Work to do:
Exclude the pictures and retype the entries as written.

Supplied records:
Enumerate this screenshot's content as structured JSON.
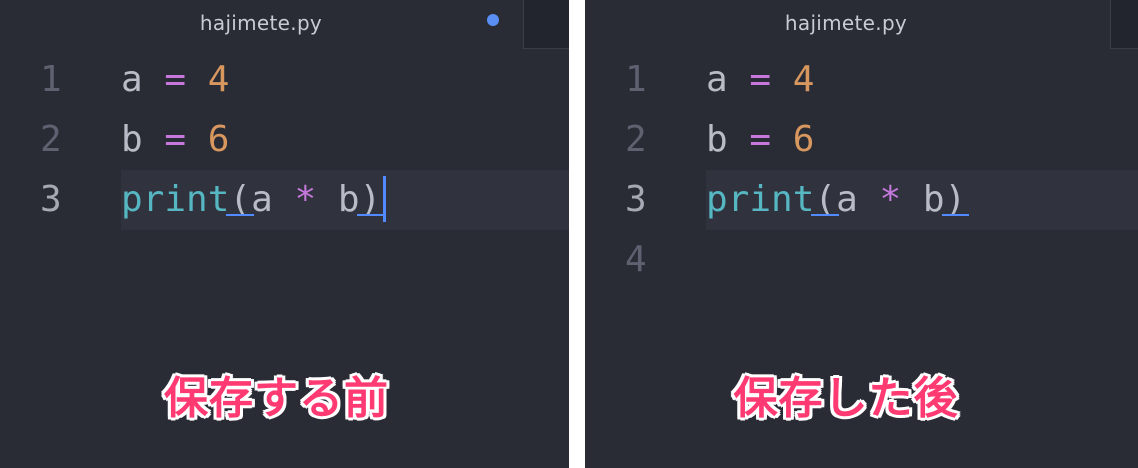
{
  "colors": {
    "editor_bg": "#292b35",
    "active_line_bg": "#30323d",
    "keyword_operator": "#c678dd",
    "number": "#d7975e",
    "function": "#56b6c2",
    "cursor": "#528bff",
    "modified_dot": "#5a8ef2",
    "caption": "#ff3a73"
  },
  "before": {
    "tab": {
      "title": "hajimete.py",
      "modified_indicator": "modified-dot-icon"
    },
    "gutter": [
      "1",
      "2",
      "3"
    ],
    "lines": [
      {
        "var": "a",
        "op": "=",
        "num": "4"
      },
      {
        "var": "b",
        "op": "=",
        "num": "6"
      },
      {
        "fn": "print",
        "open": "(",
        "a": "a",
        "op": "*",
        "b": "b",
        "close": ")"
      }
    ],
    "caption": "保存する前"
  },
  "after": {
    "tab": {
      "title": "hajimete.py"
    },
    "gutter": [
      "1",
      "2",
      "3",
      "4"
    ],
    "lines": [
      {
        "var": "a",
        "op": "=",
        "num": "4"
      },
      {
        "var": "b",
        "op": "=",
        "num": "6"
      },
      {
        "fn": "print",
        "open": "(",
        "a": "a",
        "op": "*",
        "b": "b",
        "close": ")"
      }
    ],
    "caption": "保存した後"
  }
}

Output for this exercise:
Enumerate this screenshot's content as structured JSON.
{
  "colors": {
    "editor_bg": "#292b35",
    "active_line_bg": "#30323d",
    "keyword_operator": "#c678dd",
    "number": "#d7975e",
    "function": "#56b6c2",
    "cursor": "#528bff",
    "modified_dot": "#5a8ef2",
    "caption": "#ff3a73"
  },
  "before": {
    "tab": {
      "title": "hajimete.py",
      "modified_indicator": "modified-dot-icon"
    },
    "gutter": [
      "1",
      "2",
      "3"
    ],
    "lines": [
      {
        "var": "a",
        "op": "=",
        "num": "4"
      },
      {
        "var": "b",
        "op": "=",
        "num": "6"
      },
      {
        "fn": "print",
        "open": "(",
        "a": "a",
        "op": "*",
        "b": "b",
        "close": ")"
      }
    ],
    "caption": "保存する前"
  },
  "after": {
    "tab": {
      "title": "hajimete.py"
    },
    "gutter": [
      "1",
      "2",
      "3",
      "4"
    ],
    "lines": [
      {
        "var": "a",
        "op": "=",
        "num": "4"
      },
      {
        "var": "b",
        "op": "=",
        "num": "6"
      },
      {
        "fn": "print",
        "open": "(",
        "a": "a",
        "op": "*",
        "b": "b",
        "close": ")"
      }
    ],
    "caption": "保存した後"
  }
}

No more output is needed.